==== GIVEN RECORDS ====

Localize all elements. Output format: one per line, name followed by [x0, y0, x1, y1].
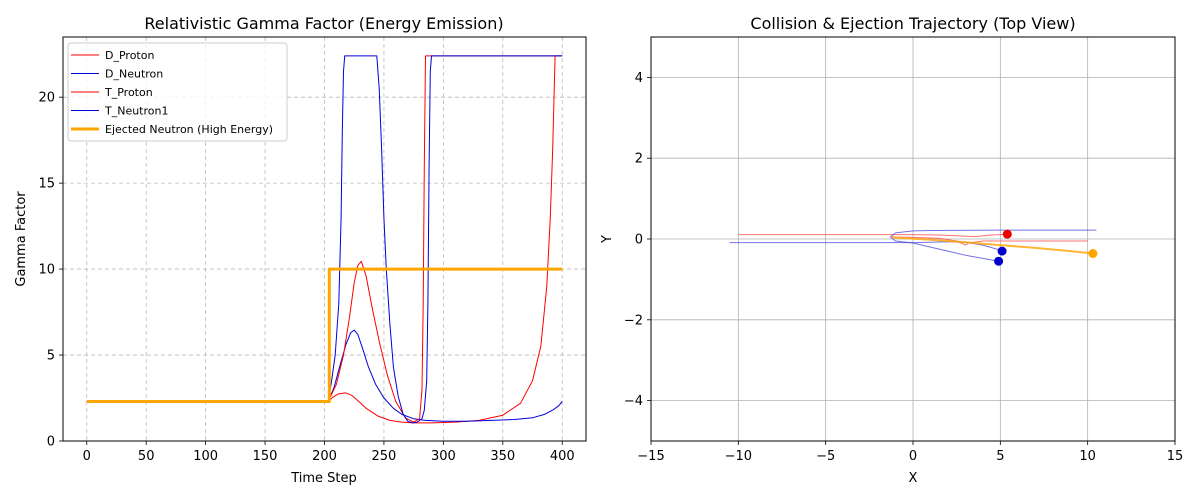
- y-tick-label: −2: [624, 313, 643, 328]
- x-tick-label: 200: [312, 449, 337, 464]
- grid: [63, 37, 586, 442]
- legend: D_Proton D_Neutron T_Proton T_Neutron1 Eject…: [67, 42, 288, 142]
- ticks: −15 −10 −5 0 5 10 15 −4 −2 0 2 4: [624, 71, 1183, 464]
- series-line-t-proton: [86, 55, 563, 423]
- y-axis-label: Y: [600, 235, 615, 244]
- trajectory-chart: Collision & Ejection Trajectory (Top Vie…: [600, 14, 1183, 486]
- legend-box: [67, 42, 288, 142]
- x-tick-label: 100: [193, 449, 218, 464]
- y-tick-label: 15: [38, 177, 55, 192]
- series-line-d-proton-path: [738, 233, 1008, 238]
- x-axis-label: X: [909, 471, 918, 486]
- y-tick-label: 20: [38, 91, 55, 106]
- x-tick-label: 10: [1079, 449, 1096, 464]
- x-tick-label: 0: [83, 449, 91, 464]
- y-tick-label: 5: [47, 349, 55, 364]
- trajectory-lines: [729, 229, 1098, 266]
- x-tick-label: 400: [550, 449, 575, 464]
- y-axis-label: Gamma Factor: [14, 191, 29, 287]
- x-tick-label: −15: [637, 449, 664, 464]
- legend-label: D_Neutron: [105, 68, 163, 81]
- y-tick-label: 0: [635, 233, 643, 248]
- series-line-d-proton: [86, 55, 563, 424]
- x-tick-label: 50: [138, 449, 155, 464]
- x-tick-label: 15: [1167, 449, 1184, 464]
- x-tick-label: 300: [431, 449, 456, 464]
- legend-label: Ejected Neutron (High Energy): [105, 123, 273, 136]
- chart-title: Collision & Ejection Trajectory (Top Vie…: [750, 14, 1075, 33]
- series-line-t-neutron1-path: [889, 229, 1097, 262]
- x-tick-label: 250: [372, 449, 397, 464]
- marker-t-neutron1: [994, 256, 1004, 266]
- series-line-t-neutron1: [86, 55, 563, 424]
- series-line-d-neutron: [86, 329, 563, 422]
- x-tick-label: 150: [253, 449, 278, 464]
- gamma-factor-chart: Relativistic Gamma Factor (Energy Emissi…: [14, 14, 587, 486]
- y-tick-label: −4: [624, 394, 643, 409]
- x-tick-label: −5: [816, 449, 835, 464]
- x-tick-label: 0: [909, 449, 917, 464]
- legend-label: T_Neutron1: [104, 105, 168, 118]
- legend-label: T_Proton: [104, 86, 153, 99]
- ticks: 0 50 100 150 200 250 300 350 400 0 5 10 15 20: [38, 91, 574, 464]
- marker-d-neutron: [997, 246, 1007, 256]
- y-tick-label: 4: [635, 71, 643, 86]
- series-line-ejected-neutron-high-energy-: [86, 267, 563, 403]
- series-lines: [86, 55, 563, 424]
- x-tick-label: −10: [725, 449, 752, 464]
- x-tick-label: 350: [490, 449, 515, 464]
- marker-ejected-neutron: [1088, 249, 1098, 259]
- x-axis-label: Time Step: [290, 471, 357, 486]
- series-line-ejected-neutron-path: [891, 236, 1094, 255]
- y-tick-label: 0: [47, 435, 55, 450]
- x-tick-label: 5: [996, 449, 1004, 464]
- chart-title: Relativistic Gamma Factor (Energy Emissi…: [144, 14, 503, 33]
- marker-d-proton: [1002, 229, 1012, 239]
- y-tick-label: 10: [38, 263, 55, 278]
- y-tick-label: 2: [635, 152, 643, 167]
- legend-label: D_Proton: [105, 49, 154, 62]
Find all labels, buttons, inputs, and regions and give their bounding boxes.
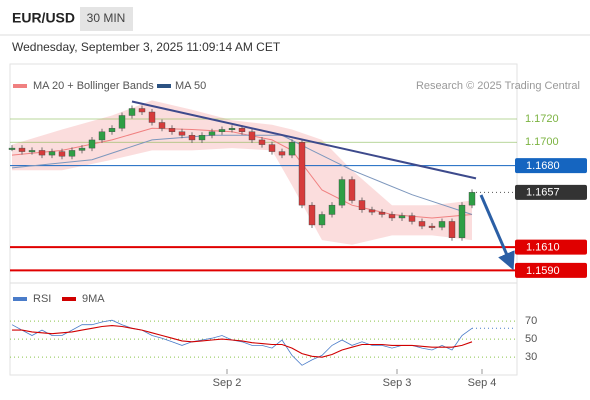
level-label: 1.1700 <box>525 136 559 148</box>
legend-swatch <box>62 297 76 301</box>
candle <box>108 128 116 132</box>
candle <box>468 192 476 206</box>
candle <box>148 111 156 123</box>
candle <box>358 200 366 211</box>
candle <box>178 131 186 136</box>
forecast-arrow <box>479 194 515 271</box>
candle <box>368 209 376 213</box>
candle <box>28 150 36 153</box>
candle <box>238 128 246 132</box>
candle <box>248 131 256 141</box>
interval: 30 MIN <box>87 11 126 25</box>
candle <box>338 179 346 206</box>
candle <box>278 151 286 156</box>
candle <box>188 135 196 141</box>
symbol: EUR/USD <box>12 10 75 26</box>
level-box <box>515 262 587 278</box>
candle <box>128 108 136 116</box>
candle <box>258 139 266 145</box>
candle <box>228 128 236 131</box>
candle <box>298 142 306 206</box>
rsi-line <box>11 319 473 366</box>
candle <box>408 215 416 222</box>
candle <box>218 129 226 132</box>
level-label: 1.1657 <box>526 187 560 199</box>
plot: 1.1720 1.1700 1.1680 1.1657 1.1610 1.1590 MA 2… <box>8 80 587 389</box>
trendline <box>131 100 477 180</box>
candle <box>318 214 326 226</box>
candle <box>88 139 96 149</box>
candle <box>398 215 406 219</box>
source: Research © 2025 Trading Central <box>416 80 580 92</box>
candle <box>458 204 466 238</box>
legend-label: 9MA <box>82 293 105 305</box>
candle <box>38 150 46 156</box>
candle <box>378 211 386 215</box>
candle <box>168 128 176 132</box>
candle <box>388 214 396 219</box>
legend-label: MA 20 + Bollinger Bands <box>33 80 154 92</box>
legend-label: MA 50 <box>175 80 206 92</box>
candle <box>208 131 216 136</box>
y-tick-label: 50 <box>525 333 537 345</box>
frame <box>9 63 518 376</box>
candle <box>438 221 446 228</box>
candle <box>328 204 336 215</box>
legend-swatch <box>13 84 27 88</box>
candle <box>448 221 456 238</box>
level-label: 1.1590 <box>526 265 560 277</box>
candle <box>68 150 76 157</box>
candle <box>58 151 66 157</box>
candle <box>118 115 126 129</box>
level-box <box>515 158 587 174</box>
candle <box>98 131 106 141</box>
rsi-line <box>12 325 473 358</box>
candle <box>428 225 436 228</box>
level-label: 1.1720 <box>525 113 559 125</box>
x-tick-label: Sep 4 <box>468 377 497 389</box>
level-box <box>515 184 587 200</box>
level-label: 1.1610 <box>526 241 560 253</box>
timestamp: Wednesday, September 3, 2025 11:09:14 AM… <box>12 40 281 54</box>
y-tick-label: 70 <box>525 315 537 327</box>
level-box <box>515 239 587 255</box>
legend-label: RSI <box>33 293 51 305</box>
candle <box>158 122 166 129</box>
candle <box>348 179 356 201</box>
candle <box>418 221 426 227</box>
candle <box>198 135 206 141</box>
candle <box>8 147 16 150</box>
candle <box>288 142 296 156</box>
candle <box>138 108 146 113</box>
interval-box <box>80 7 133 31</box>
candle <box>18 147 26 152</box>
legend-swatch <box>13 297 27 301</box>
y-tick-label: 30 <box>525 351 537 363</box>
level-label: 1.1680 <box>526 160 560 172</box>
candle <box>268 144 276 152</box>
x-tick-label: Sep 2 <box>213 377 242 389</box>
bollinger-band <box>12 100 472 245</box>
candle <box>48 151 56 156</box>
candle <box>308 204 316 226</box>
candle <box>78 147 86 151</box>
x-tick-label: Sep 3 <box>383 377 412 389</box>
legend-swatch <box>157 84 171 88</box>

====
==== GIVEN RECORDS ====

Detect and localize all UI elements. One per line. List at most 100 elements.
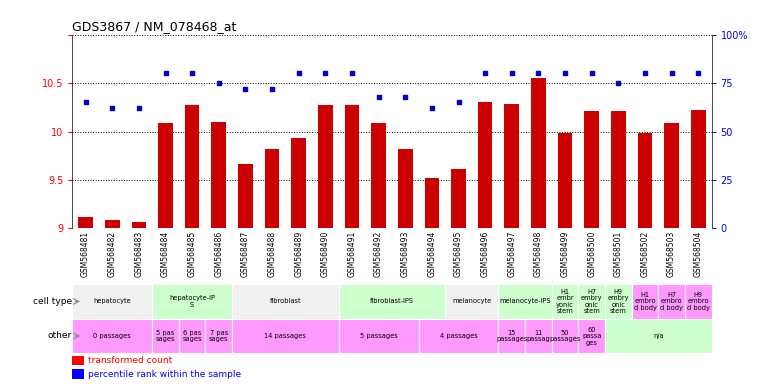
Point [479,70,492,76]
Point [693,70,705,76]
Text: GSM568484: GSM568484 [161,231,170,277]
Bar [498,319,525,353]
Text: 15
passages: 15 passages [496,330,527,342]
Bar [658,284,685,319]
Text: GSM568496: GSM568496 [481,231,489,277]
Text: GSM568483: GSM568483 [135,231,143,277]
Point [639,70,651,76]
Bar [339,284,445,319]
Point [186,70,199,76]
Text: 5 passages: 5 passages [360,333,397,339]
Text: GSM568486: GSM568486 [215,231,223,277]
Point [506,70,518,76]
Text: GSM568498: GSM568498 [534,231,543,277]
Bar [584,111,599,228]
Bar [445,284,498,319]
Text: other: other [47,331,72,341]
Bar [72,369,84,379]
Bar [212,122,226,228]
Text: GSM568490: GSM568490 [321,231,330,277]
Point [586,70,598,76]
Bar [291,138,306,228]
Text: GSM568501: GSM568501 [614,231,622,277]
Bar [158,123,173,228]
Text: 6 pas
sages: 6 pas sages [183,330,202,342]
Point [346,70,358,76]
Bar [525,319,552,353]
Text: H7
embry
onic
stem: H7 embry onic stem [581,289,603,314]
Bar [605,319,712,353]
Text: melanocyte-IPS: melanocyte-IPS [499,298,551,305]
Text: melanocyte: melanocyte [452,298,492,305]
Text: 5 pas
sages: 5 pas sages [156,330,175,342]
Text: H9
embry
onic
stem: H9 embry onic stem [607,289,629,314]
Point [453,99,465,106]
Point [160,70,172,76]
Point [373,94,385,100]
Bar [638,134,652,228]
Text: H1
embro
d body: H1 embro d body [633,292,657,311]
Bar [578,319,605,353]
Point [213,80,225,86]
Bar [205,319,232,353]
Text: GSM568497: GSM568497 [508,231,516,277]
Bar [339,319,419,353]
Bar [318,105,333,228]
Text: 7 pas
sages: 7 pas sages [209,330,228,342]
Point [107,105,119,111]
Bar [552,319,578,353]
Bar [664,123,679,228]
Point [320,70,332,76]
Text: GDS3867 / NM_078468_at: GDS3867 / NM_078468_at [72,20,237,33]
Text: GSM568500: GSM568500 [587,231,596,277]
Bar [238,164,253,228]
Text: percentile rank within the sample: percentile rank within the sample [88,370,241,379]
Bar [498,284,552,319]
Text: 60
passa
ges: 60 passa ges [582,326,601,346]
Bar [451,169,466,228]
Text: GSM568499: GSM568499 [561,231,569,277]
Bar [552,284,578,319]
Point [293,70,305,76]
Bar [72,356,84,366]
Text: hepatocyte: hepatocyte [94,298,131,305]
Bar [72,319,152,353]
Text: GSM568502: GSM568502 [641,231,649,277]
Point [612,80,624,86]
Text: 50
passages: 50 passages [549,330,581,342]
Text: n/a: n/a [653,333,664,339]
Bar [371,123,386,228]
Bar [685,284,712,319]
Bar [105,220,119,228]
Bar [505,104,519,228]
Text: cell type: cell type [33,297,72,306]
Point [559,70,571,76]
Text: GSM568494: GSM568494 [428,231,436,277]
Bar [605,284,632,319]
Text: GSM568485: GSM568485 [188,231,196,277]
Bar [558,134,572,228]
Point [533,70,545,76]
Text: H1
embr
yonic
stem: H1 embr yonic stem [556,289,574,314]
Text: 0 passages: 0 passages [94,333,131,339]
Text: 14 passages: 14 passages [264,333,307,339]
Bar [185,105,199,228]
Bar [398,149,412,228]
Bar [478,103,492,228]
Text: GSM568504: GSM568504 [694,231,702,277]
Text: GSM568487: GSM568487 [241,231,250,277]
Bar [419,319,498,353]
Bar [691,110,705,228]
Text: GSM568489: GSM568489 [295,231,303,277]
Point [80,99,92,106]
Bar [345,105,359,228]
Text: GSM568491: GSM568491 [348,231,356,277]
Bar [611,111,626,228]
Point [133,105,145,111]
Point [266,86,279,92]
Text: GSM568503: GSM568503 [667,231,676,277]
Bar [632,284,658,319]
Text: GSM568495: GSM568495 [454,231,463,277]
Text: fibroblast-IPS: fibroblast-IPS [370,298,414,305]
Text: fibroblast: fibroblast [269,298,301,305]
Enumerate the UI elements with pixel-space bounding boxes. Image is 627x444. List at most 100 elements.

====
==== GIVEN RECORDS ====

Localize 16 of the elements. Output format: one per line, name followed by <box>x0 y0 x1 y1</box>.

====

### SET EXERCISE:
Duplicate the lines above, from the line with "Find all labels, buttons, inputs, and" to the line with "candle <box>468 192 476 206</box>", including both of those lines. Leave the pictures out of your copy.

### ANSWER FOR THE TASK:
Find all labels, buttons, inputs, and regions and give their bounding boxes.
level-label: 1.1700 <box>525 136 559 148</box>
legend-swatch <box>62 297 76 301</box>
candle <box>108 128 116 132</box>
candle <box>468 192 476 206</box>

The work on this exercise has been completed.